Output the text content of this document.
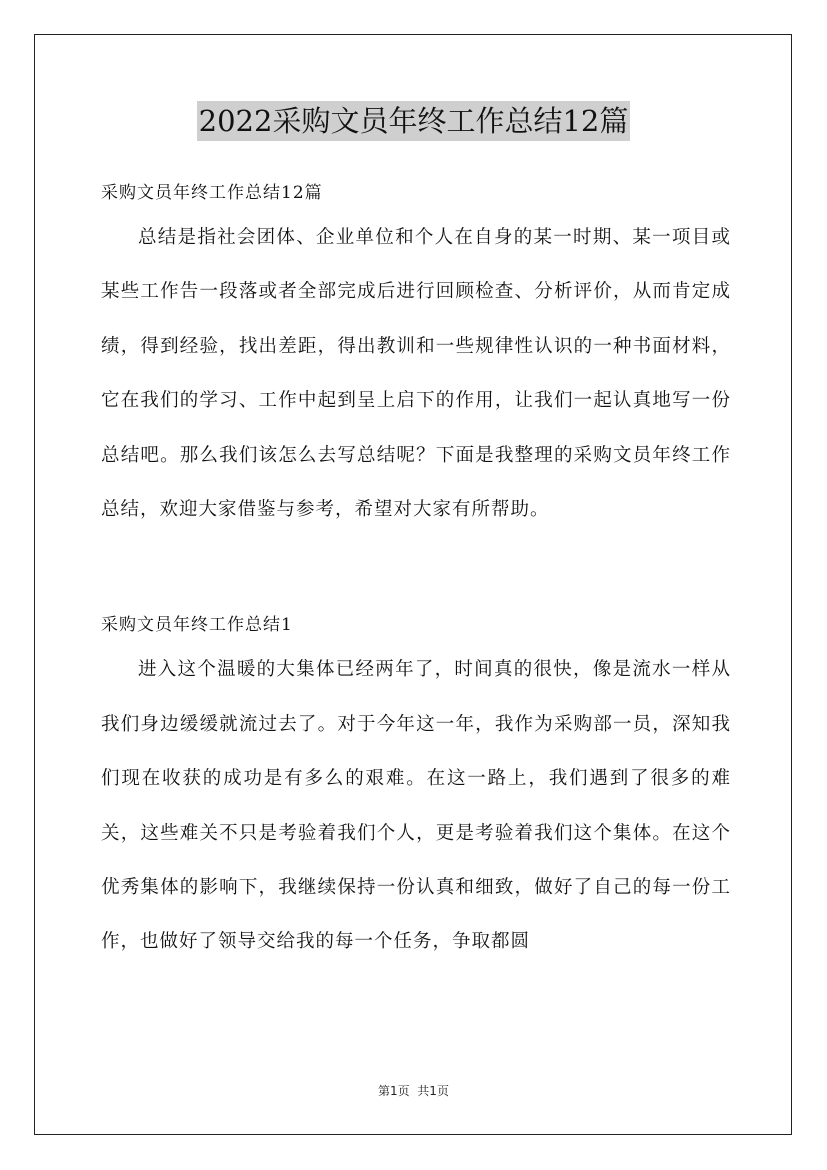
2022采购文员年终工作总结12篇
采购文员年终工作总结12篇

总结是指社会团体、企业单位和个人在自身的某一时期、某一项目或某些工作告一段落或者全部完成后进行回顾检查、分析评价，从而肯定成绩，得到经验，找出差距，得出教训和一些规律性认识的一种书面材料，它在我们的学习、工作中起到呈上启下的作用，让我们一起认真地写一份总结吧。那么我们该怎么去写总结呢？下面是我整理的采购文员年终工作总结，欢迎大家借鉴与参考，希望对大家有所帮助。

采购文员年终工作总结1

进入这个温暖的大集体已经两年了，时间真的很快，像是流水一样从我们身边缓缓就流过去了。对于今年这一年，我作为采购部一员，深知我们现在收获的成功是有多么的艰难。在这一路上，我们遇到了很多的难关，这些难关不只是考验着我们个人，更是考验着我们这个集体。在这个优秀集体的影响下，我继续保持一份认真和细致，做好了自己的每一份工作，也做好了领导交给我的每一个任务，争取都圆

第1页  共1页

--

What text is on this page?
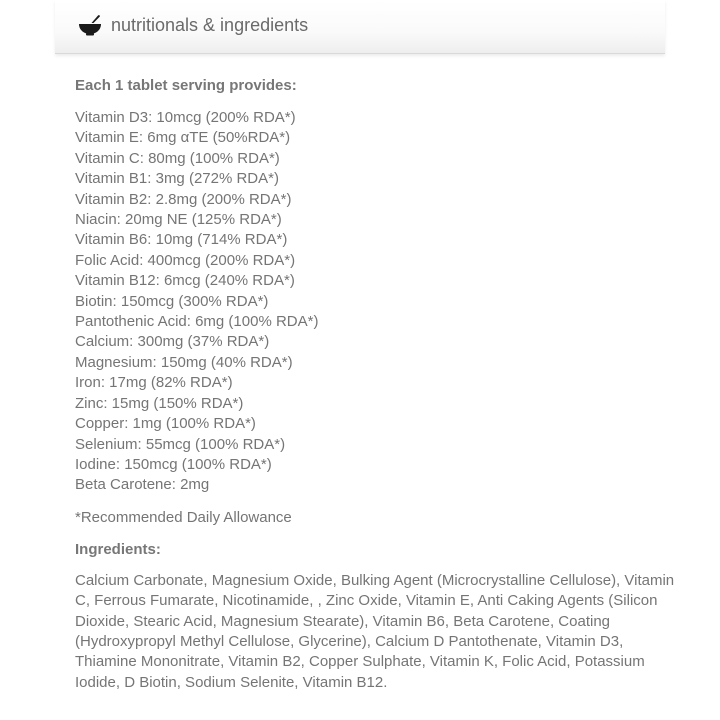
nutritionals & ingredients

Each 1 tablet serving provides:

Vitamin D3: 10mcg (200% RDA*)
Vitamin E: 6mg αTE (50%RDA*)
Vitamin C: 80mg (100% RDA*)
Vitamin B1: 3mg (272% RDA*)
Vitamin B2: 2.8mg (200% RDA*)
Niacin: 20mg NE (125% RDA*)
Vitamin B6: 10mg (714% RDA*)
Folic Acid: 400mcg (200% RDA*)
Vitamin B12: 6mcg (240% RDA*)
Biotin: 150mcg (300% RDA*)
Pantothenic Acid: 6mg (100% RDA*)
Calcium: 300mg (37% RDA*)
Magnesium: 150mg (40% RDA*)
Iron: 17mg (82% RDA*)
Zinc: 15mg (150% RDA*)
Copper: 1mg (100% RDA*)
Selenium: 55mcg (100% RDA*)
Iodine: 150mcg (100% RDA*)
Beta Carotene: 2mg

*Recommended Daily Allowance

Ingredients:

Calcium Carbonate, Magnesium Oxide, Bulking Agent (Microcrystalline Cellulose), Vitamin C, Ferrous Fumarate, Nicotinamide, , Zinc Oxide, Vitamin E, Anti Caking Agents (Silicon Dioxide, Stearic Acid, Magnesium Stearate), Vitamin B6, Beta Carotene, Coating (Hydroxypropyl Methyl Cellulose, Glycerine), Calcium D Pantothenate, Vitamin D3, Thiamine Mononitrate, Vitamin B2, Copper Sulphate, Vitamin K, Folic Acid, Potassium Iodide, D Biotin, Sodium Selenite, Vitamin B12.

==

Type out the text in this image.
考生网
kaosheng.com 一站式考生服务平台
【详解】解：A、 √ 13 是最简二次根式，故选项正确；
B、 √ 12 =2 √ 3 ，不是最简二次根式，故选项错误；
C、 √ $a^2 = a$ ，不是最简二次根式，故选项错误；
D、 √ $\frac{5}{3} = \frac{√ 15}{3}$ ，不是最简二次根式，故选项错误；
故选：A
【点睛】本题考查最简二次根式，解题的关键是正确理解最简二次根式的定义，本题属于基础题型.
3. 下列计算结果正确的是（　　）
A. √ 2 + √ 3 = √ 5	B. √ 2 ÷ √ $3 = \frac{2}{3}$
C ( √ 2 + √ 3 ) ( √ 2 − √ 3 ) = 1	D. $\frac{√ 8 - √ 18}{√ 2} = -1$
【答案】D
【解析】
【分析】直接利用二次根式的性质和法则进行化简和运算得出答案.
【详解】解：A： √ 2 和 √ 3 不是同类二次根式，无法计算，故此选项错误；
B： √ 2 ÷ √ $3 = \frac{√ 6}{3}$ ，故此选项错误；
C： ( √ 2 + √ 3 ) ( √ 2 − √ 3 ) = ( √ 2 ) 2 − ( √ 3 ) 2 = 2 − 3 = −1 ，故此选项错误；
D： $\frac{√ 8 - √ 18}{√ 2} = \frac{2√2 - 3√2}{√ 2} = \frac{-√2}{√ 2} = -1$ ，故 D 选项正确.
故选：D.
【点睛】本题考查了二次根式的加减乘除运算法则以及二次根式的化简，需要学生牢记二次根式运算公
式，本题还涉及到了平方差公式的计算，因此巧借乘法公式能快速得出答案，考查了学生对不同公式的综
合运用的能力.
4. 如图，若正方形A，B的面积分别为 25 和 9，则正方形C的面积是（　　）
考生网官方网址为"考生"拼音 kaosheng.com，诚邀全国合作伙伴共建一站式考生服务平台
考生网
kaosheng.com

→ Requirements:
Look through the material and copy each line that has "故选项错误".

→ Answer:
B、 √ 12 =2 √ 3 ，不是最简二次根式，故选项错误；
C、 √ $a^2 = a$ ，不是最简二次根式，故选项错误；
D、 √ $\frac{5}{3} = \frac{√ 15}{3}$ ，不是最简二次根式，故选项错误；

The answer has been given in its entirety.